Collection entries
▽
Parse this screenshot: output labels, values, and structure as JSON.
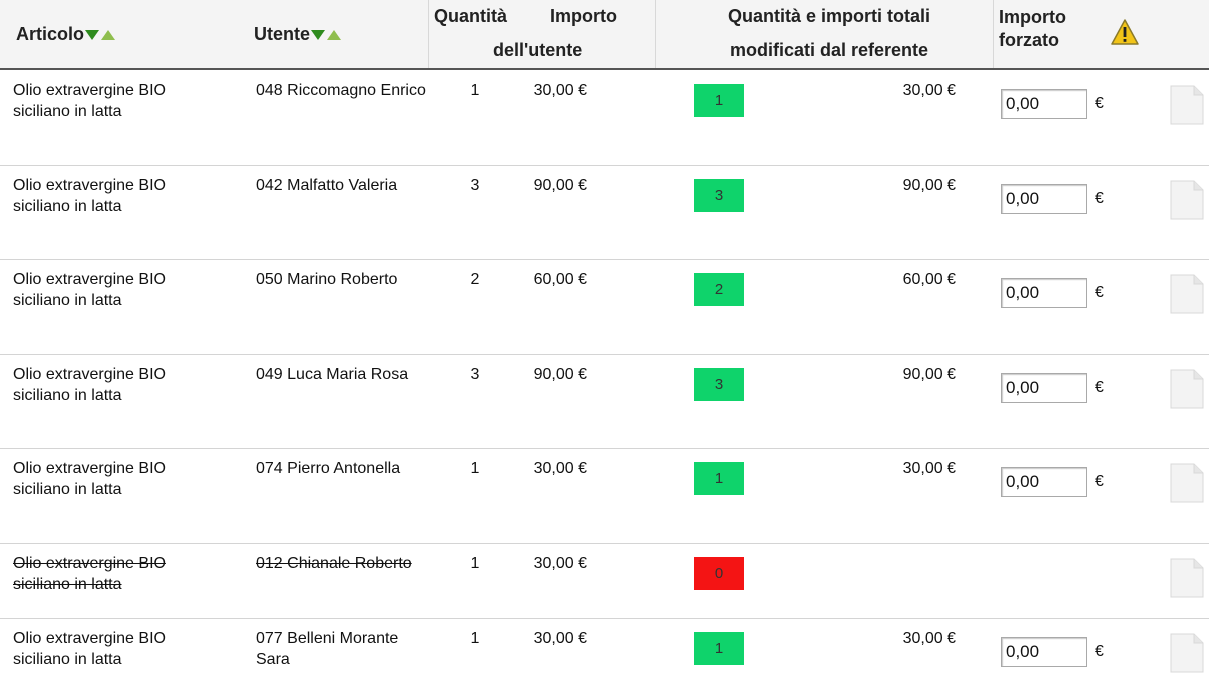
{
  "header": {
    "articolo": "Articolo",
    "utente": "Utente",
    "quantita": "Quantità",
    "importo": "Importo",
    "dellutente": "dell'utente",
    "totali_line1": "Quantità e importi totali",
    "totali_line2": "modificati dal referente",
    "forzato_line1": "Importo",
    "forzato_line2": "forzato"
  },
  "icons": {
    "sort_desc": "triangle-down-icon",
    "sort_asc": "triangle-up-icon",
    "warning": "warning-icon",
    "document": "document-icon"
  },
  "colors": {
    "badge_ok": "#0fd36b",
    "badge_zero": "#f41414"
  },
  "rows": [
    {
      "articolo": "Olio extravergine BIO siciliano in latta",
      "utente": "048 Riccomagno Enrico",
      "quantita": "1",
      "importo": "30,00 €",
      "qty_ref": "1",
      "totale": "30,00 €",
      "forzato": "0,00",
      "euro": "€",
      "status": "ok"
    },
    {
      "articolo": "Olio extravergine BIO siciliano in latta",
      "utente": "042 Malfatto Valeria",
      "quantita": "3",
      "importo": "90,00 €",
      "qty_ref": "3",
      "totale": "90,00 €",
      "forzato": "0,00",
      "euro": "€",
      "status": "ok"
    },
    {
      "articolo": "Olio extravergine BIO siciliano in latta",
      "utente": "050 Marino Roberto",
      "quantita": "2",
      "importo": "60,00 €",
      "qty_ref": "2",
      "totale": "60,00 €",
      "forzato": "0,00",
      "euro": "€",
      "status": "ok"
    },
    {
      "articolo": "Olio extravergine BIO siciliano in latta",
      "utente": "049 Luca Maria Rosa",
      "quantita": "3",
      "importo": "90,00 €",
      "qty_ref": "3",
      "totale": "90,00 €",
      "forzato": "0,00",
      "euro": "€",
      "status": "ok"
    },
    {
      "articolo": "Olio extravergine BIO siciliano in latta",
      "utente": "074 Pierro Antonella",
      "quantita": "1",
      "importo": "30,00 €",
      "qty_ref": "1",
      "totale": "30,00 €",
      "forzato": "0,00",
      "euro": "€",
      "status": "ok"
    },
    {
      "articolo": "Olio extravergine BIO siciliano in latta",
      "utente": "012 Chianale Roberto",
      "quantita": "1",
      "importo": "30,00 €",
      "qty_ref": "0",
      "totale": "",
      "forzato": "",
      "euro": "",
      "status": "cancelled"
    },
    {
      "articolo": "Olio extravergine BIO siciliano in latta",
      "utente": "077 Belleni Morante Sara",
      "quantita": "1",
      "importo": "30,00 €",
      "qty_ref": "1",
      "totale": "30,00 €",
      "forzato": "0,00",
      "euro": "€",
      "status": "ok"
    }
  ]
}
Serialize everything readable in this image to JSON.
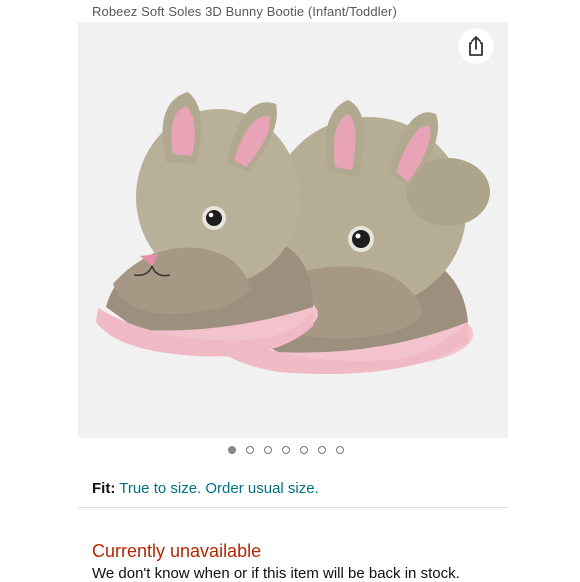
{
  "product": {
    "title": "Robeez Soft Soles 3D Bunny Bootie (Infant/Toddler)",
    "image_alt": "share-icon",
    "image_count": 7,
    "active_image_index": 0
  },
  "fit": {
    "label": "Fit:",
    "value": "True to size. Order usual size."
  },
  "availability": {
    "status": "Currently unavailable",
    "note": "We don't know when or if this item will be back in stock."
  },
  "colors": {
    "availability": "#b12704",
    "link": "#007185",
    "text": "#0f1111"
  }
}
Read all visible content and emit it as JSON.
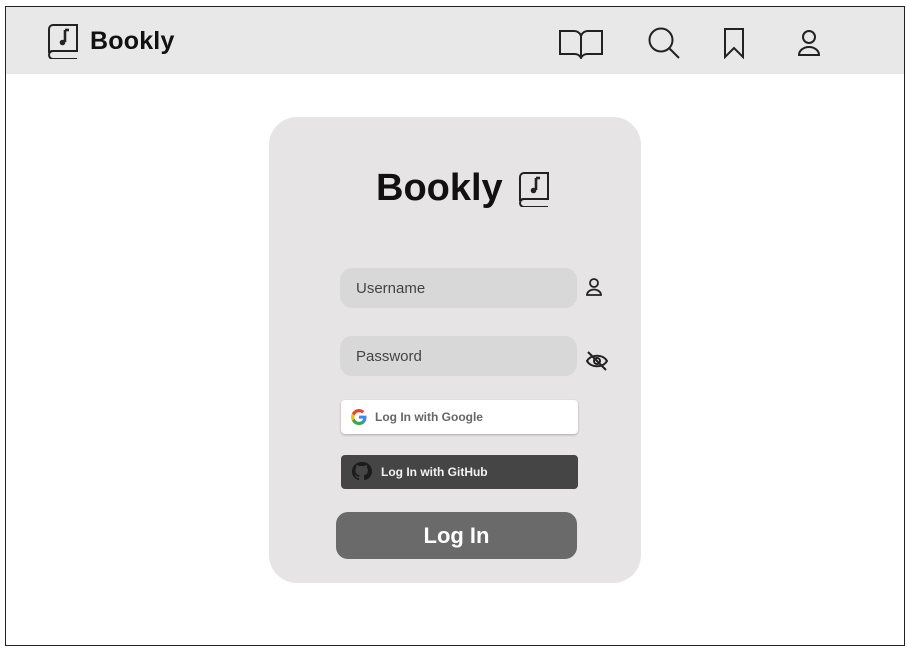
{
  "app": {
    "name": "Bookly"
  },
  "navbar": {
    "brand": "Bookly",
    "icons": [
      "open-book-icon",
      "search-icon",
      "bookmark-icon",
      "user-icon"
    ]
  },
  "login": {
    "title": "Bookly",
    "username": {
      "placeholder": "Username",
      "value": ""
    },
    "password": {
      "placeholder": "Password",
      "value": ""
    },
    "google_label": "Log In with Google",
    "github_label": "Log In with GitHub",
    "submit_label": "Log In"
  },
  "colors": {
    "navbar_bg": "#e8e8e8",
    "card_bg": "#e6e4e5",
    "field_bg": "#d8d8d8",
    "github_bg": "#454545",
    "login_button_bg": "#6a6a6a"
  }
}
△
### [The request]
Omit the pictures, then output the rest of the listing exactly.

### [The response]
Parse this screenshot: output labels, values, and structure as JSON.
{
  "header": {
    "articolo": "Articolo",
    "utente": "Utente",
    "quantita": "Quantità",
    "importo": "Importo",
    "dellutente": "dell'utente",
    "totali_line1": "Quantità e importi totali",
    "totali_line2": "modificati dal referente",
    "forzato_line1": "Importo",
    "forzato_line2": "forzato"
  },
  "icons": {
    "sort_desc": "triangle-down-icon",
    "sort_asc": "triangle-up-icon",
    "warning": "warning-icon",
    "document": "document-icon"
  },
  "colors": {
    "badge_ok": "#0fd36b",
    "badge_zero": "#f41414"
  },
  "rows": [
    {
      "articolo": "Olio extravergine BIO siciliano in latta",
      "utente": "048 Riccomagno Enrico",
      "quantita": "1",
      "importo": "30,00 €",
      "qty_ref": "1",
      "totale": "30,00 €",
      "forzato": "0,00",
      "euro": "€",
      "status": "ok"
    },
    {
      "articolo": "Olio extravergine BIO siciliano in latta",
      "utente": "042 Malfatto Valeria",
      "quantita": "3",
      "importo": "90,00 €",
      "qty_ref": "3",
      "totale": "90,00 €",
      "forzato": "0,00",
      "euro": "€",
      "status": "ok"
    },
    {
      "articolo": "Olio extravergine BIO siciliano in latta",
      "utente": "050 Marino Roberto",
      "quantita": "2",
      "importo": "60,00 €",
      "qty_ref": "2",
      "totale": "60,00 €",
      "forzato": "0,00",
      "euro": "€",
      "status": "ok"
    },
    {
      "articolo": "Olio extravergine BIO siciliano in latta",
      "utente": "049 Luca Maria Rosa",
      "quantita": "3",
      "importo": "90,00 €",
      "qty_ref": "3",
      "totale": "90,00 €",
      "forzato": "0,00",
      "euro": "€",
      "status": "ok"
    },
    {
      "articolo": "Olio extravergine BIO siciliano in latta",
      "utente": "074 Pierro Antonella",
      "quantita": "1",
      "importo": "30,00 €",
      "qty_ref": "1",
      "totale": "30,00 €",
      "forzato": "0,00",
      "euro": "€",
      "status": "ok"
    },
    {
      "articolo": "Olio extravergine BIO siciliano in latta",
      "utente": "012 Chianale Roberto",
      "quantita": "1",
      "importo": "30,00 €",
      "qty_ref": "0",
      "totale": "",
      "forzato": "",
      "euro": "",
      "status": "cancelled"
    },
    {
      "articolo": "Olio extravergine BIO siciliano in latta",
      "utente": "077 Belleni Morante Sara",
      "quantita": "1",
      "importo": "30,00 €",
      "qty_ref": "1",
      "totale": "30,00 €",
      "forzato": "0,00",
      "euro": "€",
      "status": "ok"
    }
  ]
}
Serialize everything readable in this image to JSON.
{
  "product": {
    "title": "Robeez Soft Soles 3D Bunny Bootie (Infant/Toddler)",
    "image_alt": "share-icon",
    "image_count": 7,
    "active_image_index": 0
  },
  "fit": {
    "label": "Fit:",
    "value": "True to size. Order usual size."
  },
  "availability": {
    "status": "Currently unavailable",
    "note": "We don't know when or if this item will be back in stock."
  },
  "colors": {
    "availability": "#b12704",
    "link": "#007185",
    "text": "#0f1111"
  }
}
Read all visible content and emit it as JSON.
{
  "app": {
    "name": "Bookly"
  },
  "navbar": {
    "brand": "Bookly",
    "icons": [
      "open-book-icon",
      "search-icon",
      "bookmark-icon",
      "user-icon"
    ]
  },
  "login": {
    "title": "Bookly",
    "username": {
      "placeholder": "Username",
      "value": ""
    },
    "password": {
      "placeholder": "Password",
      "value": ""
    },
    "google_label": "Log In with Google",
    "github_label": "Log In with GitHub",
    "submit_label": "Log In"
  },
  "colors": {
    "navbar_bg": "#e8e8e8",
    "card_bg": "#e6e4e5",
    "field_bg": "#d8d8d8",
    "github_bg": "#454545",
    "login_button_bg": "#6a6a6a"
  }
}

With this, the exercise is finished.